**WHAT TO PRODUCE:** Give the listing again in full, exactly as written.

**INFORMATION GIVEN:**
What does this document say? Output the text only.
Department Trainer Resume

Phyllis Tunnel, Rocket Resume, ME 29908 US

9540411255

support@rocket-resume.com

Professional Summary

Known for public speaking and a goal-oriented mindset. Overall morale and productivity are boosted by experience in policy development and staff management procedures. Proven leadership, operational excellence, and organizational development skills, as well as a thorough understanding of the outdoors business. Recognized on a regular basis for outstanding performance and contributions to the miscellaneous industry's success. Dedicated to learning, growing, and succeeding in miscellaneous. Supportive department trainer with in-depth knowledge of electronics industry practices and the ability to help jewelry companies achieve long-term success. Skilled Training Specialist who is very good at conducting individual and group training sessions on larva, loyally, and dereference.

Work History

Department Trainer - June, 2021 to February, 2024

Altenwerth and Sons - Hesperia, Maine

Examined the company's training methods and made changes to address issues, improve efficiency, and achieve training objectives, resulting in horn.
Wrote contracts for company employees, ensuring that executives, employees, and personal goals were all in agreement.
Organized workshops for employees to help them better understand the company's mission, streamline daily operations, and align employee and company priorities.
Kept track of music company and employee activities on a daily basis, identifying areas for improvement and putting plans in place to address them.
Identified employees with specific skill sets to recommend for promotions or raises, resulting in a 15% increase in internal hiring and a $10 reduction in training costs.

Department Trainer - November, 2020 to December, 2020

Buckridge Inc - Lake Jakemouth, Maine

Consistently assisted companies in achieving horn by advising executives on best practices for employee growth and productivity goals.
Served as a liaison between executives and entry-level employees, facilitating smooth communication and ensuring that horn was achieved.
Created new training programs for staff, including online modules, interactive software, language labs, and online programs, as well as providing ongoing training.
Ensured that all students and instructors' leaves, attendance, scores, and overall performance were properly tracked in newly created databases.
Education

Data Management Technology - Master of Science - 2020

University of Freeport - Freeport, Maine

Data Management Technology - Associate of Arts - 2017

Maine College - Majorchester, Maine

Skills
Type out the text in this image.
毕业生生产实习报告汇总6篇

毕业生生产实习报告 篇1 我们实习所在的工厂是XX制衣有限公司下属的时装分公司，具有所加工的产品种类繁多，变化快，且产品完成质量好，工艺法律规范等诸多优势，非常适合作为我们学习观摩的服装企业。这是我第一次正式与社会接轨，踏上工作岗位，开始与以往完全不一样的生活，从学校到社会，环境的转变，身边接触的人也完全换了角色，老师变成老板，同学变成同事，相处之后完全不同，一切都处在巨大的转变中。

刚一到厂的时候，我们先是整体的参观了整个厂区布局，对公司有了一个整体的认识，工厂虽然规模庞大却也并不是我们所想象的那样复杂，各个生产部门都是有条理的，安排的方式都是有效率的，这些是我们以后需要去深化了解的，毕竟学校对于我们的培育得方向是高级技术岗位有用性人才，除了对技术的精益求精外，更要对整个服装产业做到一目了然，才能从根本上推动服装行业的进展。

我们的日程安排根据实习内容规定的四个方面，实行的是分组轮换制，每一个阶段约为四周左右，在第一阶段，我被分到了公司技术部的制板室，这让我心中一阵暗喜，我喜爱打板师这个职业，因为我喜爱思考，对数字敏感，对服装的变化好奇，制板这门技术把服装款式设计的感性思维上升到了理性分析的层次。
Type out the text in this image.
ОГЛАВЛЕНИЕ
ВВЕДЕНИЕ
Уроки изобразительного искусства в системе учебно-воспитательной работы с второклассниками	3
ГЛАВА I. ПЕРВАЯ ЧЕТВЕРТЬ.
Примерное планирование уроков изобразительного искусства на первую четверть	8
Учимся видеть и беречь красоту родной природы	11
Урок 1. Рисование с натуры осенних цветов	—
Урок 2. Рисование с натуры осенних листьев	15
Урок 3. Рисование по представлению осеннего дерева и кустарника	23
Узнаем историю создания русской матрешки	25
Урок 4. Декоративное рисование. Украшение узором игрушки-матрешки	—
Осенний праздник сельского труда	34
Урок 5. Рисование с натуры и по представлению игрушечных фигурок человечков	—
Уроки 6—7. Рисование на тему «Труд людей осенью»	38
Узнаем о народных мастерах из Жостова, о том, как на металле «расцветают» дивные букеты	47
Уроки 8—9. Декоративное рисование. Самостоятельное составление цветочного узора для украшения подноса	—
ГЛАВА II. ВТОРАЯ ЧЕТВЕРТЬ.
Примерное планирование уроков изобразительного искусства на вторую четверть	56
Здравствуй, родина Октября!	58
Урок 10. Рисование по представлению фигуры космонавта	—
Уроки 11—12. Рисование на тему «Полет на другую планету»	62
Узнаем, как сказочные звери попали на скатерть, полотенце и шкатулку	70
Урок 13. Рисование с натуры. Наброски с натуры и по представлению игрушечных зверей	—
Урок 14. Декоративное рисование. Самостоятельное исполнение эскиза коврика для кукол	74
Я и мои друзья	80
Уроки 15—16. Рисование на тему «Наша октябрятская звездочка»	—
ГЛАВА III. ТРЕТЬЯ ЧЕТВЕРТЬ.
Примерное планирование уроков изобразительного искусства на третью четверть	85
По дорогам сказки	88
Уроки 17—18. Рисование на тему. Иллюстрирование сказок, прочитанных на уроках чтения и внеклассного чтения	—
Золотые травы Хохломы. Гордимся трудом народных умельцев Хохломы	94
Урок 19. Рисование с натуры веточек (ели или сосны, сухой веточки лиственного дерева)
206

**SOLUTION BELOW:**
What does this document say? Output the text only.
Department Trainer Resume

Phyllis Tunnel, Rocket Resume, ME 29908 US

9540411255

support@rocket-resume.com

Professional Summary

Known for public speaking and a goal-oriented mindset. Overall morale and productivity are boosted by experience in policy development and staff management procedures. Proven leadership, operational excellence, and organizational development skills, as well as a thorough understanding of the outdoors business. Recognized on a regular basis for outstanding performance and contributions to the miscellaneous industry's success. Dedicated to learning, growing, and succeeding in miscellaneous. Supportive department trainer with in-depth knowledge of electronics industry practices and the ability to help jewelry companies achieve long-term success. Skilled Training Specialist who is very good at conducting individual and group training sessions on larva, loyally, and dereference.

Work History

Department Trainer - June, 2021 to February, 2024

Altenwerth and Sons - Hesperia, Maine

Examined the company's training methods and made changes to address issues, improve efficiency, and achieve training objectives, resulting in horn.
Wrote contracts for company employees, ensuring that executives, employees, and personal goals were all in agreement.
Organized workshops for employees to help them better understand the company's mission, streamline daily operations, and align employee and company priorities.
Kept track of music company and employee activities on a daily basis, identifying areas for improvement and putting plans in place to address them.
Identified employees with specific skill sets to recommend for promotions or raises, resulting in a 15% increase in internal hiring and a $10 reduction in training costs.

Department Trainer - November, 2020 to December, 2020

Buckridge Inc - Lake Jakemouth, Maine

Consistently assisted companies in achieving horn by advising executives on best practices for employee growth and productivity goals.
Served as a liaison between executives and entry-level employees, facilitating smooth communication and ensuring that horn was achieved.
Created new training programs for staff, including online modules, interactive software, language labs, and online programs, as well as providing ongoing training.
Ensured that all students and instructors' leaves, attendance, scores, and overall performance were properly tracked in newly created databases.
Education

Data Management Technology - Master of Science - 2020

University of Freeport - Freeport, Maine

Data Management Technology - Associate of Arts - 2017

Maine College - Majorchester, Maine

Skills
Type out the text in this image.
毕业生生产实习报告汇总6篇

毕业生生产实习报告 篇1 我们实习所在的工厂是XX制衣有限公司下属的时装分公司，具有所加工的产品种类繁多，变化快，且产品完成质量好，工艺法律规范等诸多优势，非常适合作为我们学习观摩的服装企业。这是我第一次正式与社会接轨，踏上工作岗位，开始与以往完全不一样的生活，从学校到社会，环境的转变，身边接触的人也完全换了角色，老师变成老板，同学变成同事，相处之后完全不同，一切都处在巨大的转变中。

刚一到厂的时候，我们先是整体的参观了整个厂区布局，对公司有了一个整体的认识，工厂虽然规模庞大却也并不是我们所想象的那样复杂，各个生产部门都是有条理的，安排的方式都是有效率的，这些是我们以后需要去深化了解的，毕竟学校对于我们的培育得方向是高级技术岗位有用性人才，除了对技术的精益求精外，更要对整个服装产业做到一目了然，才能从根本上推动服装行业的进展。

我们的日程安排根据实习内容规定的四个方面，实行的是分组轮换制，每一个阶段约为四周左右，在第一阶段，我被分到了公司技术部的制板室，这让我心中一阵暗喜，我喜爱打板师这个职业，因为我喜爱思考，对数字敏感，对服装的变化好奇，制板这门技术把服装款式设计的感性思维上升到了理性分析的层次。
Type out the text in this image.
ОГЛАВЛЕНИЕ
ВВЕДЕНИЕ
Уроки изобразительного искусства в системе учебно-воспитательной работы с второклассниками	3
ГЛАВА I. ПЕРВАЯ ЧЕТВЕРТЬ.
Примерное планирование уроков изобразительного искусства на первую четверть	8
Учимся видеть и беречь красоту родной природы	11
Урок 1. Рисование с натуры осенних цветов	—
Урок 2. Рисование с натуры осенних листьев	15
Урок 3. Рисование по представлению осеннего дерева и кустарника	23
Узнаем историю создания русской матрешки	25
Урок 4. Декоративное рисование. Украшение узором игрушки-матрешки	—
Осенний праздник сельского труда	34
Урок 5. Рисование с натуры и по представлению игрушечных фигурок человечков	—
Уроки 6—7. Рисование на тему «Труд людей осенью»	38
Узнаем о народных мастерах из Жостова, о том, как на металле «расцветают» дивные букеты	47
Уроки 8—9. Декоративное рисование. Самостоятельное составление цветочного узора для украшения подноса	—
ГЛАВА II. ВТОРАЯ ЧЕТВЕРТЬ.
Примерное планирование уроков изобразительного искусства на вторую четверть	56
Здравствуй, родина Октября!	58
Урок 10. Рисование по представлению фигуры космонавта	—
Уроки 11—12. Рисование на тему «Полет на другую планету»	62
Узнаем, как сказочные звери попали на скатерть, полотенце и шкатулку	70
Урок 13. Рисование с натуры. Наброски с натуры и по представлению игрушечных зверей	—
Урок 14. Декоративное рисование. Самостоятельное исполнение эскиза коврика для кукол	74
Я и мои друзья	80
Уроки 15—16. Рисование на тему «Наша октябрятская звездочка»	—
ГЛАВА III. ТРЕТЬЯ ЧЕТВЕРТЬ.
Примерное планирование уроков изобразительного искусства на третью четверть	85
По дорогам сказки	88
Уроки 17—18. Рисование на тему. Иллюстрирование сказок, прочитанных на уроках чтения и внеклассного чтения	—
Золотые травы Хохломы. Гордимся трудом народных умельцев Хохломы	94
Урок 19. Рисование с натуры веточек (ели или сосны, сухой веточки лиственного дерева)
206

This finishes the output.